YOUR GOAL =
Print the listing in its entirety and exactly, leaving out images.

RECORDS TO PROCESS =
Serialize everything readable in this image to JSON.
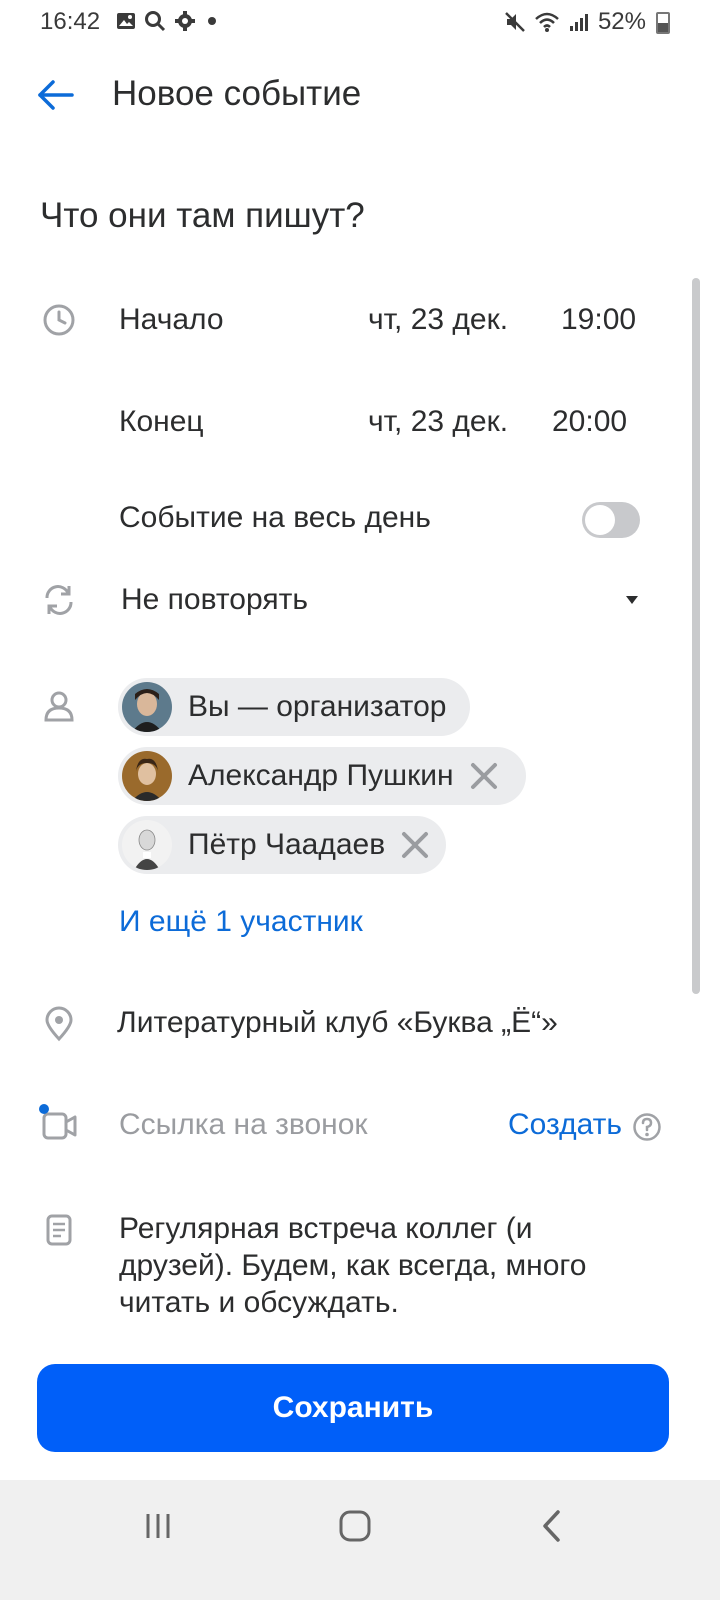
{
  "status_bar": {
    "time": "16:42",
    "battery": "52%",
    "icons_left": [
      "image-icon",
      "search-icon",
      "gear-icon",
      "dot-icon"
    ],
    "icons_right": [
      "mute-icon",
      "wifi-icon",
      "signal-icon",
      "battery-icon"
    ]
  },
  "header": {
    "title": "Новое событие",
    "back_icon": "arrow-left-icon"
  },
  "event": {
    "subject": "Что они там пишут?",
    "start": {
      "label": "Начало",
      "date": "чт, 23 дек.",
      "time": "19:00"
    },
    "end": {
      "label": "Конец",
      "date": "чт, 23 дек.",
      "time": "20:00"
    },
    "all_day": {
      "label": "Событие на весь день",
      "enabled": false
    },
    "repeat": {
      "value": "Не повторять"
    },
    "participants": [
      {
        "name": "Вы — организатор",
        "removable": false
      },
      {
        "name": "Александр Пушкин",
        "removable": true
      },
      {
        "name": "Пётр Чаадаев",
        "removable": true
      }
    ],
    "more_participants": "И ещё 1 участник",
    "location": "Литературный клуб «Буква „Ё“»",
    "call_link": {
      "placeholder": "Ссылка на звонок",
      "create_label": "Создать"
    },
    "description": "Регулярная встреча коллег (и друзей). Будем, как всегда, много читать и обсуждать."
  },
  "save_button": "Сохранить",
  "colors": {
    "accent": "#005ff9",
    "link": "#0c6bd8",
    "chip_bg": "#ebecee",
    "icon_gray": "#a0a2a6"
  }
}
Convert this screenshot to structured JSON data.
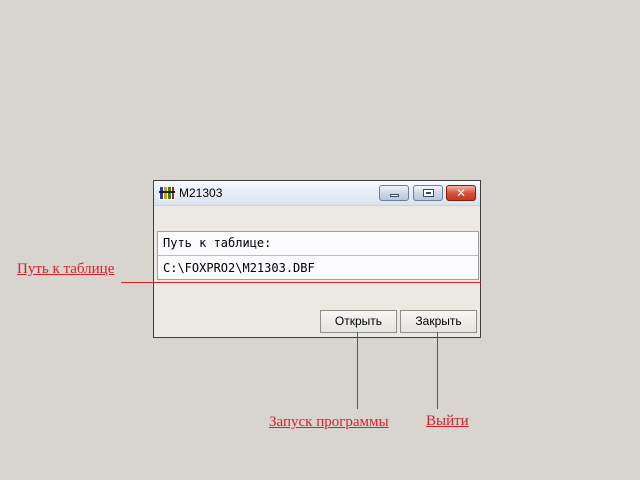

TASK ANSWER =
Serialize everything readable in this image to JSON.
{
  "status_bar": {
    "time": "16:42",
    "battery": "52%",
    "icons_left": [
      "image-icon",
      "search-icon",
      "gear-icon",
      "dot-icon"
    ],
    "icons_right": [
      "mute-icon",
      "wifi-icon",
      "signal-icon",
      "battery-icon"
    ]
  },
  "header": {
    "title": "Новое событие",
    "back_icon": "arrow-left-icon"
  },
  "event": {
    "subject": "Что они там пишут?",
    "start": {
      "label": "Начало",
      "date": "чт, 23 дек.",
      "time": "19:00"
    },
    "end": {
      "label": "Конец",
      "date": "чт, 23 дек.",
      "time": "20:00"
    },
    "all_day": {
      "label": "Событие на весь день",
      "enabled": false
    },
    "repeat": {
      "value": "Не повторять"
    },
    "participants": [
      {
        "name": "Вы — организатор",
        "removable": false
      },
      {
        "name": "Александр Пушкин",
        "removable": true
      },
      {
        "name": "Пётр Чаадаев",
        "removable": true
      }
    ],
    "more_participants": "И ещё 1 участник",
    "location": "Литературный клуб «Буква „Ё“»",
    "call_link": {
      "placeholder": "Ссылка на звонок",
      "create_label": "Создать"
    },
    "description": "Регулярная встреча коллег (и друзей). Будем, как всегда, много читать и обсуждать."
  },
  "save_button": "Сохранить",
  "colors": {
    "accent": "#005ff9",
    "link": "#0c6bd8",
    "chip_bg": "#ebecee",
    "icon_gray": "#a0a2a6"
  }
}
Convert this screenshot to structured JSON data.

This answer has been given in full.